- **TO DO**:
Return the lines where the word "Simberian" occurs.

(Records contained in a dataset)
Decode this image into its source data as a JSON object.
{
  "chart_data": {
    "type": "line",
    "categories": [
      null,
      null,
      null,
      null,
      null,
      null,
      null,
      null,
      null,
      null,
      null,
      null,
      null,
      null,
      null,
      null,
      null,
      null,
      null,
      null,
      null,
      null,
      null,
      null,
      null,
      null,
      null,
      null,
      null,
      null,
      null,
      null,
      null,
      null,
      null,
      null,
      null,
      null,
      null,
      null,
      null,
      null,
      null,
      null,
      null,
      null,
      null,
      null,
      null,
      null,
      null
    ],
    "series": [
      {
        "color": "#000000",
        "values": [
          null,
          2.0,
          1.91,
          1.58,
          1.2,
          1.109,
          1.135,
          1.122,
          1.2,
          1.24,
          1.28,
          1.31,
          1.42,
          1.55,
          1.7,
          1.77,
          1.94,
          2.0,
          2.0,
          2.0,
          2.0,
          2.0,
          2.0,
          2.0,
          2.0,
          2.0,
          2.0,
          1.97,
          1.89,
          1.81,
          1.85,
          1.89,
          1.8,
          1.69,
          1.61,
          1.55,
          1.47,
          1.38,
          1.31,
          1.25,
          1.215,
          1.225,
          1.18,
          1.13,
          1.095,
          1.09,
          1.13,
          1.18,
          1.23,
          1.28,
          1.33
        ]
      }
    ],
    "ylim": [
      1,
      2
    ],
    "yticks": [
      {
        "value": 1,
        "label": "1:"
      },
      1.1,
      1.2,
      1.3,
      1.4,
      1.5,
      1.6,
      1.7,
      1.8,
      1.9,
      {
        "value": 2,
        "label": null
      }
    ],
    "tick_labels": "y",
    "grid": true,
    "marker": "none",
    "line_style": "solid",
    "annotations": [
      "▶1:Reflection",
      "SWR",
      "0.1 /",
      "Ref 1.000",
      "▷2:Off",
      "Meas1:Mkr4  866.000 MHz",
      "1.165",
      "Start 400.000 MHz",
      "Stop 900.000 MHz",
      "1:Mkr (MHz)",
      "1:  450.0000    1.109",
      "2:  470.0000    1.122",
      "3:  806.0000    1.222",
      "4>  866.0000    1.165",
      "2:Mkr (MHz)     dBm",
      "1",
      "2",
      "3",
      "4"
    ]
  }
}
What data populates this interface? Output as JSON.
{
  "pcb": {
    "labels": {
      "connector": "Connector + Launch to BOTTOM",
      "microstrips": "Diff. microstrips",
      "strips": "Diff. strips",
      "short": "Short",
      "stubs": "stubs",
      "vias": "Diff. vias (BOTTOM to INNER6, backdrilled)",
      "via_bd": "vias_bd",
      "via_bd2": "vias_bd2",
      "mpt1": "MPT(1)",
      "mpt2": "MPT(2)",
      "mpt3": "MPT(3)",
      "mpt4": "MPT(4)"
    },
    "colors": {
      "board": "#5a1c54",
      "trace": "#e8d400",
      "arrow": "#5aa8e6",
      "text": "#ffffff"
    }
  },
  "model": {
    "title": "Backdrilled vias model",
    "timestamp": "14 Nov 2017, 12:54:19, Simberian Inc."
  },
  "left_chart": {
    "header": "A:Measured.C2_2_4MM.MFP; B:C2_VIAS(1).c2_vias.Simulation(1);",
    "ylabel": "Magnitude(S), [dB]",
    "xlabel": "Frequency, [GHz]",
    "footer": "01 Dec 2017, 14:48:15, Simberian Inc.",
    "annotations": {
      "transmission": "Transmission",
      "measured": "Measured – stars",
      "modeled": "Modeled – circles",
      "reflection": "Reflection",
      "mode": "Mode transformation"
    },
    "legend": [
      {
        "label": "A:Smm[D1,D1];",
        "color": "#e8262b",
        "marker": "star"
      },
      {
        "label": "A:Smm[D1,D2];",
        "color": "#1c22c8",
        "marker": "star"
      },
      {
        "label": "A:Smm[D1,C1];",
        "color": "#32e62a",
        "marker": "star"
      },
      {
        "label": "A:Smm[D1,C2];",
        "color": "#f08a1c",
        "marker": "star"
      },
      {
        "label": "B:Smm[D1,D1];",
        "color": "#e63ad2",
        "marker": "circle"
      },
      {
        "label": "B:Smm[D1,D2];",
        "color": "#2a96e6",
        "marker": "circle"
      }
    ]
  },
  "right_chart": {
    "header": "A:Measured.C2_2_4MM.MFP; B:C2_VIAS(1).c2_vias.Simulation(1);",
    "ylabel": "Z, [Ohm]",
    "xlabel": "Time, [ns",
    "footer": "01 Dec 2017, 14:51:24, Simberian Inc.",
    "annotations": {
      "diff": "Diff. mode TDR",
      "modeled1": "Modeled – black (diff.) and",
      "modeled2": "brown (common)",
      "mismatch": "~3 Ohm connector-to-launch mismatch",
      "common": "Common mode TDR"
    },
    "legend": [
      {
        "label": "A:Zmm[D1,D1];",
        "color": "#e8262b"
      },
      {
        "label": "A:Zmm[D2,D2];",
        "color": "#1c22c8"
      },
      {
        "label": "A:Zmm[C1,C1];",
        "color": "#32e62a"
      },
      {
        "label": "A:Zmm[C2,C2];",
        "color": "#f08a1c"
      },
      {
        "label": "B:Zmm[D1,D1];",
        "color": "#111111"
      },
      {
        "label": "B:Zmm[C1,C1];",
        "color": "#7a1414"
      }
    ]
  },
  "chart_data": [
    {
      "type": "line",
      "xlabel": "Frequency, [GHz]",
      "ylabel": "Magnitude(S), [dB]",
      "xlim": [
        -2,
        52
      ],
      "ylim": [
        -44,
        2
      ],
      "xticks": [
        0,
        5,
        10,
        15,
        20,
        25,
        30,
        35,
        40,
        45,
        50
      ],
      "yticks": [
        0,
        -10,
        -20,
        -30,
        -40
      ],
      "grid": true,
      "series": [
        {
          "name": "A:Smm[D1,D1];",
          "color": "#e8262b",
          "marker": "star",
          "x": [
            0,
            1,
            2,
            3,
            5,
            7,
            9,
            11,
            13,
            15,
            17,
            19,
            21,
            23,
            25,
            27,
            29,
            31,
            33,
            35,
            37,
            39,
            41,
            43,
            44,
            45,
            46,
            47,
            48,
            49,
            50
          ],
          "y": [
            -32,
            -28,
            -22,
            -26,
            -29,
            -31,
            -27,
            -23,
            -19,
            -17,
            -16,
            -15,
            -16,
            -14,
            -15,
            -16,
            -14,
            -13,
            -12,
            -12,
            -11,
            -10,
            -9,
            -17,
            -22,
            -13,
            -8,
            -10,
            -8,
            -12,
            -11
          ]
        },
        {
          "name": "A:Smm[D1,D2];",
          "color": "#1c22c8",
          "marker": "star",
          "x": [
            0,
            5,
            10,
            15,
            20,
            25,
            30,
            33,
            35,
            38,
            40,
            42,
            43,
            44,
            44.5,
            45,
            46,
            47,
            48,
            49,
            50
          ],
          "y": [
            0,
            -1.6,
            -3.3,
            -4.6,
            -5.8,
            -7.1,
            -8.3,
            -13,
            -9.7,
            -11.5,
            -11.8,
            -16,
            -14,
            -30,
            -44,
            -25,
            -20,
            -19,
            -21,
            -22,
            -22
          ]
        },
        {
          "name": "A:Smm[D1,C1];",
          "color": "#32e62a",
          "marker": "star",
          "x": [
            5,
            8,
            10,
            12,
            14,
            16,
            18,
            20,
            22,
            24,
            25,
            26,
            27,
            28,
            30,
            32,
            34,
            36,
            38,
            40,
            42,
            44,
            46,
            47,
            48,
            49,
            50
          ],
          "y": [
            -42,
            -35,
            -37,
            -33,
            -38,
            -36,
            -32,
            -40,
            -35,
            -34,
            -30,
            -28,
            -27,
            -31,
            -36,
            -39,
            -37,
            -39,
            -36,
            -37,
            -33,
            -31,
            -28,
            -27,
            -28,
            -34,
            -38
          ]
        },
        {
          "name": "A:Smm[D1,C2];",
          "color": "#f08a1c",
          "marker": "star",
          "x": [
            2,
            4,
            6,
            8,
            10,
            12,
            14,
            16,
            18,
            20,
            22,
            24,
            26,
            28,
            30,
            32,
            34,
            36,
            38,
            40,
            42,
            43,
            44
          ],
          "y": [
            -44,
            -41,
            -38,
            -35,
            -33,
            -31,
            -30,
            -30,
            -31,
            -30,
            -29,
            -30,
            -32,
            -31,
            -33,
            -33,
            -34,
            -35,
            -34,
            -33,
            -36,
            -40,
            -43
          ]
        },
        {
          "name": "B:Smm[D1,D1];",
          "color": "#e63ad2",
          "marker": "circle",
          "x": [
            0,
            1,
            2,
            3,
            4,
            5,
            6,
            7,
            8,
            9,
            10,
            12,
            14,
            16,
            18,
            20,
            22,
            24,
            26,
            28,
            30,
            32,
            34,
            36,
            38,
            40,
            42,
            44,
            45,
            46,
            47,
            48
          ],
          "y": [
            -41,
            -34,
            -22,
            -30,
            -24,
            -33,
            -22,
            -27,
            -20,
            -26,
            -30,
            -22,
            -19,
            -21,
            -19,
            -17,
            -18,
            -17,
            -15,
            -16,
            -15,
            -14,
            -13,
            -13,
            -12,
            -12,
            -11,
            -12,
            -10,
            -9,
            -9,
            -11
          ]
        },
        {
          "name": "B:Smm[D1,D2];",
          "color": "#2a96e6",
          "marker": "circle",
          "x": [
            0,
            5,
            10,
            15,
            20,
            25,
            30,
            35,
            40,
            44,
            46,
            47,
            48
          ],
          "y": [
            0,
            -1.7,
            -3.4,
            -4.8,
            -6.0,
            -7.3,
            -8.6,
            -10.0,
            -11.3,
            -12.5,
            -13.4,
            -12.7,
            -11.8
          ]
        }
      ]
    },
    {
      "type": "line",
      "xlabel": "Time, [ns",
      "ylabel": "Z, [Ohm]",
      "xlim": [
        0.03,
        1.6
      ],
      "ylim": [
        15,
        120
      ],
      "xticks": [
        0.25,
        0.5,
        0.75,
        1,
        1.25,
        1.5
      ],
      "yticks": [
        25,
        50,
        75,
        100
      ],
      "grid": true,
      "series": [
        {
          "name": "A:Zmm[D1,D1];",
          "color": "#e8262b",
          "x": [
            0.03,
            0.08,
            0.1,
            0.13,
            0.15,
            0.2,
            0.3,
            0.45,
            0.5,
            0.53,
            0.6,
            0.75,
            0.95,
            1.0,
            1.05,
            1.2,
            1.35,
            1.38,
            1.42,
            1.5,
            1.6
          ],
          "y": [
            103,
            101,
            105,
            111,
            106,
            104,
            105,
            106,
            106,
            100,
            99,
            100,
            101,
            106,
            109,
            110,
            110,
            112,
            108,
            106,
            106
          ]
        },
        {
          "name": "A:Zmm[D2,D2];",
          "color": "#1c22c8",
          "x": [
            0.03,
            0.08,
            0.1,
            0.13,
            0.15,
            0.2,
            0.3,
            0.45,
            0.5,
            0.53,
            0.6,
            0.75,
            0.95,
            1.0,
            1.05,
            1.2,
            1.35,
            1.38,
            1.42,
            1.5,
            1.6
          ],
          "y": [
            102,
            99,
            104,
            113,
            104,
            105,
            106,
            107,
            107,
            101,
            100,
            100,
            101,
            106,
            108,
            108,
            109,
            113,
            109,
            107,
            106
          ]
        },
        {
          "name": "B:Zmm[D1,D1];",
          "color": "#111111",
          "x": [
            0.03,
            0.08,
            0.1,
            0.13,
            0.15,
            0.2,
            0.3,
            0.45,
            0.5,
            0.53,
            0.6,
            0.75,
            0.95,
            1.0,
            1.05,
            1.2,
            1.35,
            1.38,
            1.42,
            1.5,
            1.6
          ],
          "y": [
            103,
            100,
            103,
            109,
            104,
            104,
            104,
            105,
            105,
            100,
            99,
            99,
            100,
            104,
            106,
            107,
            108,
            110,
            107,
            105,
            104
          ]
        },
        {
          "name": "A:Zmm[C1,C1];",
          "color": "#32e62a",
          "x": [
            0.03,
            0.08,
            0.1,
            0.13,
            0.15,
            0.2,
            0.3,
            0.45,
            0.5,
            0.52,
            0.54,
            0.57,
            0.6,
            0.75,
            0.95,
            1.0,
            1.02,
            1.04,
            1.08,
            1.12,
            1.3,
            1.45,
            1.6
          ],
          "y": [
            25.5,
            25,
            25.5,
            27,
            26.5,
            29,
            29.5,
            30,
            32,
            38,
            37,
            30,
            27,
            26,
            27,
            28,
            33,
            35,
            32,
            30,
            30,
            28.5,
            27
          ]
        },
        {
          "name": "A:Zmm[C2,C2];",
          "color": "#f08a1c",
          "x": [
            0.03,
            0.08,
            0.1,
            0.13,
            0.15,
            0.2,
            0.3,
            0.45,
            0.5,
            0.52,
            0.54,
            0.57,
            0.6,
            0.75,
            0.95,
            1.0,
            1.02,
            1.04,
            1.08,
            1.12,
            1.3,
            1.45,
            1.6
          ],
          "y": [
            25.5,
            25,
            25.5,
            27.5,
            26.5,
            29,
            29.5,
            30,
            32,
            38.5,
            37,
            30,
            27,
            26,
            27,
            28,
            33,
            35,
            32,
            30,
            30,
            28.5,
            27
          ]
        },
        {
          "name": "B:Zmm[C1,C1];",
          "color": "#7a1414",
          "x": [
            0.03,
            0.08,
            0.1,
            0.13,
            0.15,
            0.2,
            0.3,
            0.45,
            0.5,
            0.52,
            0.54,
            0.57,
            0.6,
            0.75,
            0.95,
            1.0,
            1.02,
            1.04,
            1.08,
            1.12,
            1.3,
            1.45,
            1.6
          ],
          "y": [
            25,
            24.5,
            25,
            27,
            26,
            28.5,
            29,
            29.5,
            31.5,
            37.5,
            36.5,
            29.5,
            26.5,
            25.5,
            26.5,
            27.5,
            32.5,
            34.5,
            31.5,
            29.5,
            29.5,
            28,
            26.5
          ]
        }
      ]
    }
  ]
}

- **TASK RESPONSE**:
    "timestamp": "14 Nov 2017, 12:54:19, Simberian Inc."
    "footer": "01 Dec 2017, 14:48:15, Simberian Inc.",
    "footer": "01 Dec 2017, 14:51:24, Simberian Inc.",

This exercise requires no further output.